§ **Written problem**:
Rewrite the lines starting with the one containing "Text: ZIPatlas: ZIPatlas [520, 425, 893, 502]" and going on through the one containing "Point [202, 561, 225, 575]", swapping "Point" for "Dot" and leaving everything else as it is.

○ ○ ○ ○ ○

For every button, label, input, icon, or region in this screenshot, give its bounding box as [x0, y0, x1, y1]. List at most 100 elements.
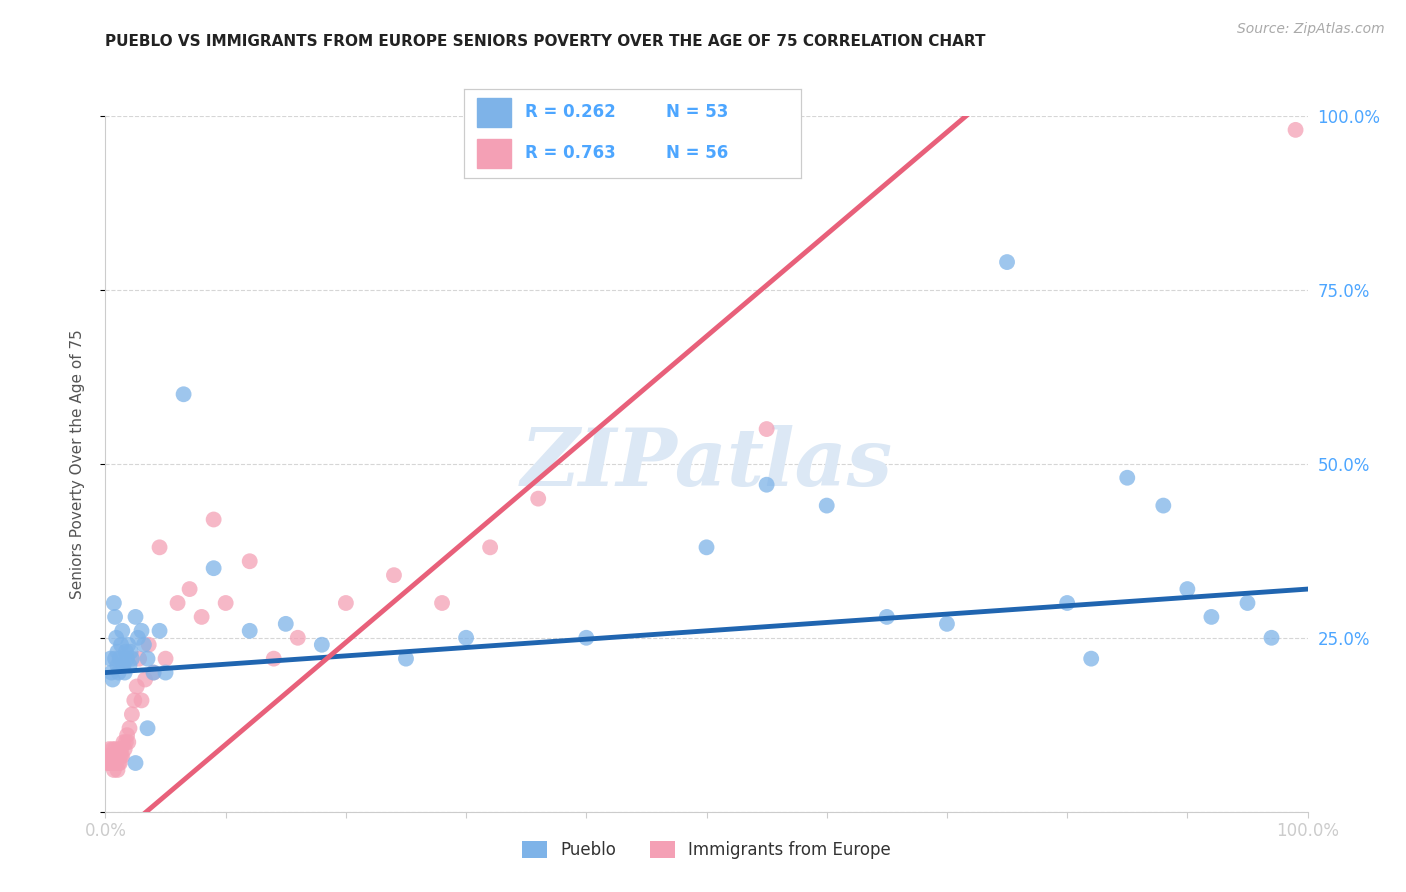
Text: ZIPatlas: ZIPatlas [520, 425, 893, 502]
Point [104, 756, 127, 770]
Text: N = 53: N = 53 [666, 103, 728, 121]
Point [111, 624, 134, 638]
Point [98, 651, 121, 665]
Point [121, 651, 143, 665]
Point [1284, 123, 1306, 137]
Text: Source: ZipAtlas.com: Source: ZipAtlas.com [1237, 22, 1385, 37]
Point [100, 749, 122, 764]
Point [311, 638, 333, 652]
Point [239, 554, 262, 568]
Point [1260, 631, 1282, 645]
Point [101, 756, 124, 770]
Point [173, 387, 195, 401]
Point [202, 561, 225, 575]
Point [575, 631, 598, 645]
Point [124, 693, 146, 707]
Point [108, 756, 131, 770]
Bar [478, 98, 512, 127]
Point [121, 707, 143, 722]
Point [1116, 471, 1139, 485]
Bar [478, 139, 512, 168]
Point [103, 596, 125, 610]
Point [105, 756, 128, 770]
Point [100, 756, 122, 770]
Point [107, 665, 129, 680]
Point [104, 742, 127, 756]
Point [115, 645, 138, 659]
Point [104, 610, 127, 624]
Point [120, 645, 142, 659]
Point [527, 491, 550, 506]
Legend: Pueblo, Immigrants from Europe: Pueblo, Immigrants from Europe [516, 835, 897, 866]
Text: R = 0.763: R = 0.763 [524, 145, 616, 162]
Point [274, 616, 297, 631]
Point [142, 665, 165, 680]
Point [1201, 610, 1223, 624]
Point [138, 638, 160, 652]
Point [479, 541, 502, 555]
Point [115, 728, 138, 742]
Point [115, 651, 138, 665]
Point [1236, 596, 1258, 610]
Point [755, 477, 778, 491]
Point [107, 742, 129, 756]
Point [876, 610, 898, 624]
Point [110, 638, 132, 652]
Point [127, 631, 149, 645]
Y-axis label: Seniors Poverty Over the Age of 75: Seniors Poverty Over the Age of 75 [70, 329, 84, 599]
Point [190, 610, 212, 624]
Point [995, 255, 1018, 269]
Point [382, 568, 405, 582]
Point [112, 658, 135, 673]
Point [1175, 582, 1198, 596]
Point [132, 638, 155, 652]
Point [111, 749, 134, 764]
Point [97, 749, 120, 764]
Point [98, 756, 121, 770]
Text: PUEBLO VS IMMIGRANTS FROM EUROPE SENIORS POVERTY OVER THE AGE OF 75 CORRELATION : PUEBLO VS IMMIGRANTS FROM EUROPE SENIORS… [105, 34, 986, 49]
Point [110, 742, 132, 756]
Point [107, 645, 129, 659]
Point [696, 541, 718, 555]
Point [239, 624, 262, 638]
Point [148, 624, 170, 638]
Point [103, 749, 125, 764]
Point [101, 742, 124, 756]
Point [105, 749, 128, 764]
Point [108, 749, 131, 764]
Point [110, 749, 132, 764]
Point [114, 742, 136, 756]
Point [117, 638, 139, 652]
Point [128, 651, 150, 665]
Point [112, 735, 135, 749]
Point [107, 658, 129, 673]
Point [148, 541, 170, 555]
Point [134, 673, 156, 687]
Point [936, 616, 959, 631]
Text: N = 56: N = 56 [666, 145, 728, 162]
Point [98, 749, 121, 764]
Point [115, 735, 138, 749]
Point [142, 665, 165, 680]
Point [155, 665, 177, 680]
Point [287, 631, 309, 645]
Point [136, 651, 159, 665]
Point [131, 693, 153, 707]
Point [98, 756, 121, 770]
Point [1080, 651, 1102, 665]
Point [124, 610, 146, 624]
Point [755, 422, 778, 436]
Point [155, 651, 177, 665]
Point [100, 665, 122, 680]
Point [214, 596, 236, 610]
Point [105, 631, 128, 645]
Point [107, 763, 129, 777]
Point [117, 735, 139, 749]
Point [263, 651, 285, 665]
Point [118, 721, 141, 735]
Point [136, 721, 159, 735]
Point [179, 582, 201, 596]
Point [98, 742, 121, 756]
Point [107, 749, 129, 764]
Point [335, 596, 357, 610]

○ ○ ○ ○ ○

§ **Completed task**:
Text: ZIPatlas: ZIPatlas [520, 425, 893, 502]
Dot [104, 756, 127, 770]
Text: N = 53: N = 53 [666, 103, 728, 121]
Dot [111, 624, 134, 638]
Dot [98, 651, 121, 665]
Dot [121, 651, 143, 665]
Dot [1284, 123, 1306, 137]
Text: Source: ZipAtlas.com: Source: ZipAtlas.com [1237, 22, 1385, 37]
Dot [100, 749, 122, 764]
Dot [311, 638, 333, 652]
Dot [239, 554, 262, 568]
Dot [1260, 631, 1282, 645]
Dot [101, 756, 124, 770]
Dot [173, 387, 195, 401]
Dot [202, 561, 225, 575]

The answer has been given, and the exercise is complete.